RECORD SET.
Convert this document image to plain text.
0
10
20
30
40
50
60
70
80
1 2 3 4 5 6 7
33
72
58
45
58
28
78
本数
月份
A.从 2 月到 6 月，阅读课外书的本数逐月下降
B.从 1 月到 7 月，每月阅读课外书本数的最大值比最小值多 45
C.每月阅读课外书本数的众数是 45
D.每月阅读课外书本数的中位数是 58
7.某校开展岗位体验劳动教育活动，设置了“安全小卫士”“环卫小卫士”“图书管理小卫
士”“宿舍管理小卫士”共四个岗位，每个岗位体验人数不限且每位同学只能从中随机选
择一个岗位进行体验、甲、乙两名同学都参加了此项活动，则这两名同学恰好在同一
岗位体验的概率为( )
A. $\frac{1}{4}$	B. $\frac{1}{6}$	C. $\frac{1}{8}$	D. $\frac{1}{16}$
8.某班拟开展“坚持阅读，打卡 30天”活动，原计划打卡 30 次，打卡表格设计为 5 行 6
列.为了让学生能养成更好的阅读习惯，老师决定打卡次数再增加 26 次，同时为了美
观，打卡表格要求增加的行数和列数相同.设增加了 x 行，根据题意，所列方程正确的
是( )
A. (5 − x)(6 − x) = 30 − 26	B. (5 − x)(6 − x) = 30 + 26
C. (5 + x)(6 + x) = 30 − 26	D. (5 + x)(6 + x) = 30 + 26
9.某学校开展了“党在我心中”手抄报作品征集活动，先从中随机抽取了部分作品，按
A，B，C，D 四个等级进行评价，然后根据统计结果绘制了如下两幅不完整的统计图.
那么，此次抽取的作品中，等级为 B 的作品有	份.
==
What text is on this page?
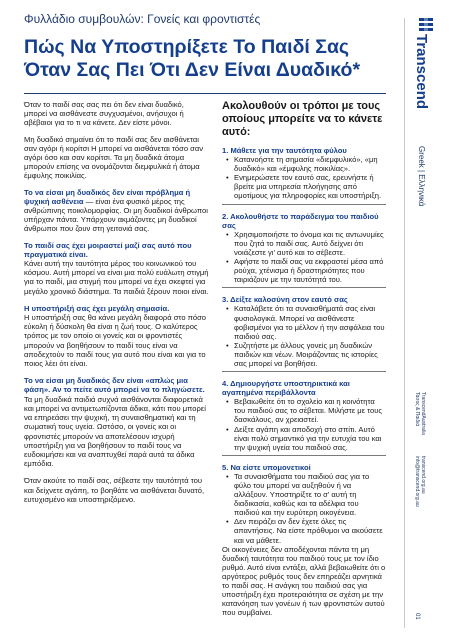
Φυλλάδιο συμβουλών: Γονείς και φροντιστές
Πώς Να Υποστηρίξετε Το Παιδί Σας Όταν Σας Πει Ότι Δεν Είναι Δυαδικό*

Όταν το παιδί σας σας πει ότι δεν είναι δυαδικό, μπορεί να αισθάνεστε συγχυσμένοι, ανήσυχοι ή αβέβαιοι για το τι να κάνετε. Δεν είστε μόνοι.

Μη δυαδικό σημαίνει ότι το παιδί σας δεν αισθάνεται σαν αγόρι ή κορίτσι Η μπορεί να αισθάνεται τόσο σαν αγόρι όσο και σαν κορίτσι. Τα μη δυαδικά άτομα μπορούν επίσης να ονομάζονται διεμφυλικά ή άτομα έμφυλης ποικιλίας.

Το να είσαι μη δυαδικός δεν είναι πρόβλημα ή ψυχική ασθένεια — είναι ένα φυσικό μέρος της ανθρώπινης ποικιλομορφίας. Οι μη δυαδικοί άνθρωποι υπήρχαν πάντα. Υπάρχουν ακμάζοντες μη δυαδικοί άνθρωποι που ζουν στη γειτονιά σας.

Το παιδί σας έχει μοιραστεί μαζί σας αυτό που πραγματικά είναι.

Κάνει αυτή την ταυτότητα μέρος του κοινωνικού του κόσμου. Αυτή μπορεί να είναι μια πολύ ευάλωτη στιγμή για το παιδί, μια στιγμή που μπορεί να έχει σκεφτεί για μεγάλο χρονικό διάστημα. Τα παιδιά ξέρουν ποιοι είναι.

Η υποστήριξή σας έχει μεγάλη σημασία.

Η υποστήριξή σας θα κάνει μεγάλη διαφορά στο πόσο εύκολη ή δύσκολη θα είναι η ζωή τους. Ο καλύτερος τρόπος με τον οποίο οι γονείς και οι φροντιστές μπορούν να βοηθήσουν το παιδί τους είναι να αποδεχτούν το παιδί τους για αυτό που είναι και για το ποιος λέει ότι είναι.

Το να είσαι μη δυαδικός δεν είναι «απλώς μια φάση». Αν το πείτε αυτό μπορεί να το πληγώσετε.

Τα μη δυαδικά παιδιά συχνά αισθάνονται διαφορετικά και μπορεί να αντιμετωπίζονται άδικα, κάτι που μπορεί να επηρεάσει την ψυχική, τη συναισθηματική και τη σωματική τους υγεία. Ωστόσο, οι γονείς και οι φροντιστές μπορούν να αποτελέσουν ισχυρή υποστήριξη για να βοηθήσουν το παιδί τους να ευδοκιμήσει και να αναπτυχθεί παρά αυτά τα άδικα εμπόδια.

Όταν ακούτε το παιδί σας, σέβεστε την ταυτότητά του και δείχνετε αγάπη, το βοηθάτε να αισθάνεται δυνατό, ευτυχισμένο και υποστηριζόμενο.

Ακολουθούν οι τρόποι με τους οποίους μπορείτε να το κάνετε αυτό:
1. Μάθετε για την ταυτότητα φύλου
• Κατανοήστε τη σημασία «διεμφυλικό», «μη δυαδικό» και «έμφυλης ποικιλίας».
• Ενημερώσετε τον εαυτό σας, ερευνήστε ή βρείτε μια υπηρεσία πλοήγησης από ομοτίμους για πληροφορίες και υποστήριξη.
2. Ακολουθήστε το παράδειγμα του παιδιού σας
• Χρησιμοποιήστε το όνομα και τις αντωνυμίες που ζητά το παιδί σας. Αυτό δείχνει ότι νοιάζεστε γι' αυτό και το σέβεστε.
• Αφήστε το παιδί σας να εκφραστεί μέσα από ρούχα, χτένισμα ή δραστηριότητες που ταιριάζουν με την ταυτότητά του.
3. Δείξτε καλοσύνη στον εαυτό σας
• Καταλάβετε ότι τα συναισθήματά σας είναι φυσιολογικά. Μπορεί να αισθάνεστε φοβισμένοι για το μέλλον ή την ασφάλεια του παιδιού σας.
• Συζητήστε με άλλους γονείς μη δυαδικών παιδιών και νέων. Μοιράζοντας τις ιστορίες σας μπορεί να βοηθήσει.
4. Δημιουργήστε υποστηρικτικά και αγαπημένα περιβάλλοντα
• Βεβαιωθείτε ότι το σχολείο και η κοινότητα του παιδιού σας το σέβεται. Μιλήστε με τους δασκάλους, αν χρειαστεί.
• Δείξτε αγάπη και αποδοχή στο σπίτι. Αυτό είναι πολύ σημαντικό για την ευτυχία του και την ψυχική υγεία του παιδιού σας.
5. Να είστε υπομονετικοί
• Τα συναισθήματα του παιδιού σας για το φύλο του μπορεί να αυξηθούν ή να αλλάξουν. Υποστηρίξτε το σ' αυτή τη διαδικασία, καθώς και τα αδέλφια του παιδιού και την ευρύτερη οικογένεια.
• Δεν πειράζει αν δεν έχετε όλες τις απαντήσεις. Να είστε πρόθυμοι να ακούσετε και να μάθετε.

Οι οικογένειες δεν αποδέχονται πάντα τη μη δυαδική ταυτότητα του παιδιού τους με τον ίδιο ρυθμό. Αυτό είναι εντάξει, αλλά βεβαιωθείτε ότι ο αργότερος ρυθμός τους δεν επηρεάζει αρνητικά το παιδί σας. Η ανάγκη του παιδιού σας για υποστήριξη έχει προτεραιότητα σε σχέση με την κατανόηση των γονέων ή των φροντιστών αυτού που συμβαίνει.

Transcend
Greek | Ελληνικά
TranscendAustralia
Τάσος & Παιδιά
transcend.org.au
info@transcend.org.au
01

AIM. Identify and extract each line of the listing that contains "τους".

WRITTEN ANSWER.
Η υποστήριξή σας θα κάνει μεγάλη διαφορά στο πόσο εύκολη ή δύσκολη θα είναι η ζωή τους. Ο καλύτερος τρόπος με τον οποίο οι γονείς και οι φροντιστές μπορούν να βοηθήσουν το παιδί τους είναι να αποδεχτούν το παιδί τους για αυτό που είναι και για το ποιος λέει ότι είναι.
Τα μη δυαδικά παιδιά συχνά αισθάνονται διαφορετικά και μπορεί να αντιμετωπίζονται άδικα, κάτι που μπορεί να επηρεάσει την ψυχική, τη συναισθηματική και τη σωματική τους υγεία. Ωστόσο, οι γονείς και οι φροντιστές μπορούν να αποτελέσουν ισχυρή υποστήριξη για να βοηθήσουν το παιδί τους να ευδοκιμήσει και να αναπτυχθεί παρά αυτά τα άδικα εμπόδια.
Ακολουθούν οι τρόποι με τους οποίους μπορείτε να το κάνετε αυτό:
• Βεβαιωθείτε ότι το σχολείο και η κοινότητα του παιδιού σας το σέβεται. Μιλήστε με τους δασκάλους, αν χρειαστεί.
Οι οικογένειες δεν αποδέχονται πάντα τη μη δυαδική ταυτότητα του παιδιού τους με τον ίδιο ρυθμό. Αυτό είναι εντάξει, αλλά βεβαιωθείτε ότι ο αργότερος ρυθμός τους δεν επηρεάζει αρνητικά το παιδί σας. Η ανάγκη του παιδιού σας για υποστήριξη έχει προτεραιότητα σε σχέση με την κατανόηση των γονέων ή των φροντιστών αυτού που συμβαίνει.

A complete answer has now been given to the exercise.